------ Noticia analizada

El Consejo de Seguridad de la ONU aprueba nuevas sanciones contra Irán

Con el voto en contra de Brasil y Turquía, el Consejo de Seguridad de la ONU aprobó el miércoles por cuarta vez nuevas sanciones contra Irán por su controvertido programa nuclear.

Con el voto en contra de Brasil y Turquía, el Consejo de Seguridad de la ONU aprobó el miércoles por cuarta vez nuevas sanciones contra Irán por su controvertido programa nuclear.
Las cuatro potencias occidentales del Consejo de Seguridad habían buscado sanciones mucho más severas, pero Pekín y Moscú se opusieron a apoyar nuevas sanciones si no se suavizaban las medidas propuestas en el documento de 10 páginas aprobado ayer por 12 de las 15 naciones que integran el Consejo (Líbano se abstuvo). De hecho ésta nueva ronda de sanciones ha sido la que menos consenso ha suscitado entre los miembros del máximo organismo decisorio de la ONU, desde que se aprobaran las primeras sanciones contra el régimen iraní en 2006.
A pesar de la resolución, Irán continuó negando las acusaciones occidentales de que esté buscando desarrollar armamento atómico e insitió en que su programa de enriquecimiento de uranio sólo tiene fines pacíficos. «Estas resoluciones no tienen valor… Es como un pañuelo usado que debe arrojarse a un cubo de basura», declaró desde Tayikistán el presidente iraní, Mahmud Ahmadineyad.
La resolución aprobada ayer por la ONU establece nuevas medidas contra bancos iraníes en el extranjero si se sospecha su relación con programas de misiles o de energía nuclear, así como la vigilancia por transacciones con cualquier banco iraní, incluyendo el banco central. Además amplía el embargo de armas y pone en una lista negra a tres entidades controladas por las Líneas Marítimas de la República Islámica de Irán y otras 15 compañías pertenecientes a los Cuerpos de la Guardia Revolucionaria Islámica. También establece un régimen de inspección de carga, similar a uno impuesto sobre Corea del Norte.
Además, existe una lista de 40 compañías que se agregarán a una lista negra ya existente de Naciones Unidas de firmas cuyos activos alrededor del mundo serán congelados ante la sospecha de que ayudan en los programas de misiles y nuclear de Teherán.

------------

Tarea a realizar:
Cita textualmente la noticia sobre las sanciones contra Irán desde «La resolución aprobada» hasta «Corea del Norte.». El material no guarda ninguna relación con la noticia.

------ Datos de entrada

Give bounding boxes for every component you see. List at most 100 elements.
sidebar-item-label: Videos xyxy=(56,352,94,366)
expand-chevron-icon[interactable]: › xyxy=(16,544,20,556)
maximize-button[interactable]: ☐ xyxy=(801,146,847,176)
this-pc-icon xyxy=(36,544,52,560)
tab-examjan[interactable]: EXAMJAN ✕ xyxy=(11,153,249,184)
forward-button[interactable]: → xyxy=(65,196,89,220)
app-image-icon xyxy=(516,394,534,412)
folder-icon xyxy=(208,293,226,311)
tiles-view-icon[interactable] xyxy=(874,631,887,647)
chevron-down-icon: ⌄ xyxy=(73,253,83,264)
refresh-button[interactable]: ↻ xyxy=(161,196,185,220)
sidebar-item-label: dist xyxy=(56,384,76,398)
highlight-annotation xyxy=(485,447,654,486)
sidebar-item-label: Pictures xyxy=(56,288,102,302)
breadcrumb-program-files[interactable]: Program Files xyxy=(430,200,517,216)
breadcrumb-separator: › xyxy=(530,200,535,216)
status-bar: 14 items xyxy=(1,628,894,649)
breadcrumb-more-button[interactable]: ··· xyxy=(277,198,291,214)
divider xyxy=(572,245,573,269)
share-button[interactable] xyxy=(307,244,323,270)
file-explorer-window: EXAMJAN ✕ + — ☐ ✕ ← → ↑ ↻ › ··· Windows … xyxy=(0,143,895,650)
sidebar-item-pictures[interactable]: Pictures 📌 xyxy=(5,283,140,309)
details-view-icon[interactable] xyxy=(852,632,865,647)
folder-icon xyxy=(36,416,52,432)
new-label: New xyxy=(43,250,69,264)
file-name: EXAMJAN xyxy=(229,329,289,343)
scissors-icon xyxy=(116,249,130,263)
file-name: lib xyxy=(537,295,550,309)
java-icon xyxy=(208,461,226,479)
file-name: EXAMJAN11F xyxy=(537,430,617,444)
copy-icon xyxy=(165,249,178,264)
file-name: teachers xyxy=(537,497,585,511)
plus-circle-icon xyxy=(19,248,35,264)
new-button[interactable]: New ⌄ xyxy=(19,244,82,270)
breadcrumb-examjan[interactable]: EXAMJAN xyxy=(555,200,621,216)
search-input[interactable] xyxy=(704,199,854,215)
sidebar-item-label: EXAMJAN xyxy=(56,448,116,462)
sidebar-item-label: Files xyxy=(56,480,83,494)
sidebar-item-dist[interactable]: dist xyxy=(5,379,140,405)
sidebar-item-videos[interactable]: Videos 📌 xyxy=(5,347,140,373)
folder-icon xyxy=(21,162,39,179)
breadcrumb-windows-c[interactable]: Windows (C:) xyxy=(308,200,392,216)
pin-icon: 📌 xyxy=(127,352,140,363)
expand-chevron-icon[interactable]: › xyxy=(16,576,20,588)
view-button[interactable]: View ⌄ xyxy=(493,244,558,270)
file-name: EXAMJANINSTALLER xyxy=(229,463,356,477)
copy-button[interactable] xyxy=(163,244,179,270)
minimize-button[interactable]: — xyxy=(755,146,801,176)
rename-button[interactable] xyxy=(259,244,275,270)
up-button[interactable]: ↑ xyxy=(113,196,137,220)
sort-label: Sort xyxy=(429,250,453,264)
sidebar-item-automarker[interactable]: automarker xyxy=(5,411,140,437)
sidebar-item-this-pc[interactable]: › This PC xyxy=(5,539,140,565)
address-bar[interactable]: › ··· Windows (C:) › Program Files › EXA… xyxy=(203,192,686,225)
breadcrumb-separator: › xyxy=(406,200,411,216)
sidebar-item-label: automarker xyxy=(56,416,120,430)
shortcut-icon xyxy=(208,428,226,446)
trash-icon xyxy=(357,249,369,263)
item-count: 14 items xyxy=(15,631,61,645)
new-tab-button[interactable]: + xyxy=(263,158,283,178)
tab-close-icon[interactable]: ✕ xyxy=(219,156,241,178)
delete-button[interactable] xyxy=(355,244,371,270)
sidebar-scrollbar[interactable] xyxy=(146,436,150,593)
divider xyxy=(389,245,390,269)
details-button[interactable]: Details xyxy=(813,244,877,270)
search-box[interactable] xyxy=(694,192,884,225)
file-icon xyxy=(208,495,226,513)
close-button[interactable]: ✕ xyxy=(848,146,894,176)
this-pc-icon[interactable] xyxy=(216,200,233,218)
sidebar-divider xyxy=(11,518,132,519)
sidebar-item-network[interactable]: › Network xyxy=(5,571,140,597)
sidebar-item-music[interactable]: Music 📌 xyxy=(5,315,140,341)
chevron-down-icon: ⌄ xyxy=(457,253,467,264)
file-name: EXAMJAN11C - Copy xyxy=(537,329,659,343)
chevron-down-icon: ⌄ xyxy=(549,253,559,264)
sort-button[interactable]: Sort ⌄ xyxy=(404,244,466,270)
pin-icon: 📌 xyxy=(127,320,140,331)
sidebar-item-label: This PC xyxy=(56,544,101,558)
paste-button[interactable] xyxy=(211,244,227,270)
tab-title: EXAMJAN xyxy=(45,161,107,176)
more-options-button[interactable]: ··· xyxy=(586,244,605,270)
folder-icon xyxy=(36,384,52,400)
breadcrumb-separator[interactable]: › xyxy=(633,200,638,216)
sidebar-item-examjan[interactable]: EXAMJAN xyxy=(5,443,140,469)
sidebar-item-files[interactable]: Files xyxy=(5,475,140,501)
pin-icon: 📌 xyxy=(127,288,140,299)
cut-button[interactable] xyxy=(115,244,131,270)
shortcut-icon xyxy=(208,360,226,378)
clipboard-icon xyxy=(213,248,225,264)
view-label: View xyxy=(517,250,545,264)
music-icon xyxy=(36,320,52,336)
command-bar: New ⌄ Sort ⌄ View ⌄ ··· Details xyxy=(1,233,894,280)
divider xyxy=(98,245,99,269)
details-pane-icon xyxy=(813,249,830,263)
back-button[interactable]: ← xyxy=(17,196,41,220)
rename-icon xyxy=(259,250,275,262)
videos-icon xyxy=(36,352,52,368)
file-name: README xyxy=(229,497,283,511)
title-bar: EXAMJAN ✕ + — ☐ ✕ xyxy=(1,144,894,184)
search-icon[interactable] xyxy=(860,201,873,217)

------------

Resultado obtenido:
La resolución aprobada ayer por la ONU establece nuevas medidas contra bancos iraníes en el extranjero si se sospecha su relación con programas de misiles o de energía nuclear, así como la vigilancia por transacciones con cualquier banco iraní, incluyendo el banco central. Además amplía el embargo de armas y pone en una lista negra a tres entidades controladas por las Líneas Marítimas de la República Islámica de Irán y otras 15 compañías pertenecientes a los Cuerpos de la Guardia Revolucionaria Islámica. También establece un régimen de inspección de carga, similar a uno impuesto sobre Corea del Norte.